[Dataset records]
:::

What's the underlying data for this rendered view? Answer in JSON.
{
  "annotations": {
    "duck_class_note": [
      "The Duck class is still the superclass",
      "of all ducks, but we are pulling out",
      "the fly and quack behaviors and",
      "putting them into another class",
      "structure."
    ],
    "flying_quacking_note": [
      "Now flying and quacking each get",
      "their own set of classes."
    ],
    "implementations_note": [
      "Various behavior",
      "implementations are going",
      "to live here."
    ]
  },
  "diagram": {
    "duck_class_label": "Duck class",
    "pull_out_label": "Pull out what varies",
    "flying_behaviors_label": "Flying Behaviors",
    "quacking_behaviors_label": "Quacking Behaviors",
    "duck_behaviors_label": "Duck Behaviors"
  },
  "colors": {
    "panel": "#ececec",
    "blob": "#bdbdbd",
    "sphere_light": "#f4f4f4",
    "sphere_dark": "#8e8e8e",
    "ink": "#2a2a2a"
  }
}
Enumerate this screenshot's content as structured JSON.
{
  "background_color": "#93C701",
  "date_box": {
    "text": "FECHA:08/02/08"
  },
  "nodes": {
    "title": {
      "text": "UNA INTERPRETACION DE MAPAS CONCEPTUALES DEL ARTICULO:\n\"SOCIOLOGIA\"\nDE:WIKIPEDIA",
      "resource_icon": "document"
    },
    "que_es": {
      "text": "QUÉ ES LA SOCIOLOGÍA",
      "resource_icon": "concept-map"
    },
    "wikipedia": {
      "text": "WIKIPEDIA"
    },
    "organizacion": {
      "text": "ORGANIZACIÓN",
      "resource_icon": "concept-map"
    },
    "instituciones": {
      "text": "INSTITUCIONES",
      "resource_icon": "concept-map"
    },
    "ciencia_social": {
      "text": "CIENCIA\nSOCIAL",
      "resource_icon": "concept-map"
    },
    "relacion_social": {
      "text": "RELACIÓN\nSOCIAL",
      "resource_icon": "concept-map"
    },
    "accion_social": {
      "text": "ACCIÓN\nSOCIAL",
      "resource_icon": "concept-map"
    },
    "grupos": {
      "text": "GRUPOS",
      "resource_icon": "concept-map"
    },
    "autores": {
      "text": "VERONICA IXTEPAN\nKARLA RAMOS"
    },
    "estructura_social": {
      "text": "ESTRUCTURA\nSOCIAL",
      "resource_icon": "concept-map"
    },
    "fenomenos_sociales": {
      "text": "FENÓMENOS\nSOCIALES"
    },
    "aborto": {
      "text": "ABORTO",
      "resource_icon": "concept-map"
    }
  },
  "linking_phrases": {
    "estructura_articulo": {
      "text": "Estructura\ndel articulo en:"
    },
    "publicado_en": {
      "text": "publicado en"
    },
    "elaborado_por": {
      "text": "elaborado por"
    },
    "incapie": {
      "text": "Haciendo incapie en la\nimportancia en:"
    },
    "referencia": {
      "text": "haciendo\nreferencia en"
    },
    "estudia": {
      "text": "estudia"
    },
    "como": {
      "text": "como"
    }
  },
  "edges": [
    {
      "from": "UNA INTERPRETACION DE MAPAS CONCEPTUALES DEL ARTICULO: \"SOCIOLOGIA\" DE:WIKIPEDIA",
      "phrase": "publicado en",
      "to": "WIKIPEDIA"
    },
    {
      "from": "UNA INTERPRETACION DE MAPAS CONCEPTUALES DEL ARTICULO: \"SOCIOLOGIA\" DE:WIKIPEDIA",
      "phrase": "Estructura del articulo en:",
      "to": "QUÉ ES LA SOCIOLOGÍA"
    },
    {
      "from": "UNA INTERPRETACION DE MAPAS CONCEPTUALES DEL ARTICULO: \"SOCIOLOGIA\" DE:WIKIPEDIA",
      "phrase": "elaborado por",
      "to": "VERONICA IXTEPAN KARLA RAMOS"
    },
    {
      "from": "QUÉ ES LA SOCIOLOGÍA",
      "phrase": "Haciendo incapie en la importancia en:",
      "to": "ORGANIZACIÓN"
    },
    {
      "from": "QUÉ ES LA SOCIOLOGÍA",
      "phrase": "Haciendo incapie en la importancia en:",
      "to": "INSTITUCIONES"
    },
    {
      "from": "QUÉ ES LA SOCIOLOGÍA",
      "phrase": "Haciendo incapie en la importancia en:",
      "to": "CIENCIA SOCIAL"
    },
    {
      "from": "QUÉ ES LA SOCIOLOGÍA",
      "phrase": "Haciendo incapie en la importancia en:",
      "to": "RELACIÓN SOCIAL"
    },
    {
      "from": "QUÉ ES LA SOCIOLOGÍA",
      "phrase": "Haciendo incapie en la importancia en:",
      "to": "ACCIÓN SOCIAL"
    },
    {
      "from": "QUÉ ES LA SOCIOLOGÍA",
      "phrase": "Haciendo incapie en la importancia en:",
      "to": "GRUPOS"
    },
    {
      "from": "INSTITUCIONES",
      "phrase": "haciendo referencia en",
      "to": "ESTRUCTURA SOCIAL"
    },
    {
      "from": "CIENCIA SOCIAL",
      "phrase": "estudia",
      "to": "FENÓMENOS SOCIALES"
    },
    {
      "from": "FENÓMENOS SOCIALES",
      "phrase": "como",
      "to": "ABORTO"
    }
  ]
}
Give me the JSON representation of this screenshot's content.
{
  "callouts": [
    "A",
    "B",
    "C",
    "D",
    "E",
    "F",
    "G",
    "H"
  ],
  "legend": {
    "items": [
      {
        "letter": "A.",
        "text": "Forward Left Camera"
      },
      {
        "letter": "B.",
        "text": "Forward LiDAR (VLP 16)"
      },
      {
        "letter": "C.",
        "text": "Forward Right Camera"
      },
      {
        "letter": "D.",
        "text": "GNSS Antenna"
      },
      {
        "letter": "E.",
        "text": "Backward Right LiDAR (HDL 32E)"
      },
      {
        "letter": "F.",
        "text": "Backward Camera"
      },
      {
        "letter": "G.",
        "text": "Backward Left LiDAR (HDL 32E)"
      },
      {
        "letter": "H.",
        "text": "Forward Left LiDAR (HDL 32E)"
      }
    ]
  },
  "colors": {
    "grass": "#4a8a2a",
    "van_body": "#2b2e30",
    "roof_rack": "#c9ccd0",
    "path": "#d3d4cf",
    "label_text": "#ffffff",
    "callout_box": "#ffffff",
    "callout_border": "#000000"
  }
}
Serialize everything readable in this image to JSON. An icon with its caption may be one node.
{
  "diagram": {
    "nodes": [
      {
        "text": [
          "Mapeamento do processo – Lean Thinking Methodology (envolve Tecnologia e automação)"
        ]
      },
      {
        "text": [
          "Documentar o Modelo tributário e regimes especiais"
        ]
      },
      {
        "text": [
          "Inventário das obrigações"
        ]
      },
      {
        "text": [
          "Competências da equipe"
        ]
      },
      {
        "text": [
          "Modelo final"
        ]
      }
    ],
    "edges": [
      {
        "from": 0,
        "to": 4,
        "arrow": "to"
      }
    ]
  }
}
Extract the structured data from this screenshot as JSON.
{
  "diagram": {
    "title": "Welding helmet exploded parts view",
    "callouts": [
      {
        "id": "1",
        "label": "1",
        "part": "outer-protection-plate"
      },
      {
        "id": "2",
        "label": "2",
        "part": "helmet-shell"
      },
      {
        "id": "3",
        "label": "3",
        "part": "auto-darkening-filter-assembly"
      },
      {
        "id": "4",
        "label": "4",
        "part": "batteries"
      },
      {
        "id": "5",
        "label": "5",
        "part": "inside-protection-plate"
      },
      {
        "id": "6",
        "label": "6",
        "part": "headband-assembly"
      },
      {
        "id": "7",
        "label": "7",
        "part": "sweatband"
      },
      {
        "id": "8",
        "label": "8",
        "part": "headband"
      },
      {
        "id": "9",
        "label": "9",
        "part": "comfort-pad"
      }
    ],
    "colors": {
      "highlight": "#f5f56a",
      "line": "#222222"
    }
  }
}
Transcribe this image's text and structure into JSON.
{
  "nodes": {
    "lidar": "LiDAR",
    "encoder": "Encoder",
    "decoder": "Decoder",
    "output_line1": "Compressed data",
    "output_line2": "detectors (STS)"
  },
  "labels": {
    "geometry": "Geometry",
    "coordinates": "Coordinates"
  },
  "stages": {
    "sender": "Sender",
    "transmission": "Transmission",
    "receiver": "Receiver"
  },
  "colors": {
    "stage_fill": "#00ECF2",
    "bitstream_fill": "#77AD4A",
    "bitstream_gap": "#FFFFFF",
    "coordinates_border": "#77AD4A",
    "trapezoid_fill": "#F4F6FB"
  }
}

:::

--- What is being asked ---
Out of the preceding entries, pull every line containing the string "FENÓMENOS".

--- The result ---
      "text": "FENÓMENOS\nSOCIALES"
      "to": "FENÓMENOS SOCIALES"
      "from": "FENÓMENOS SOCIALES",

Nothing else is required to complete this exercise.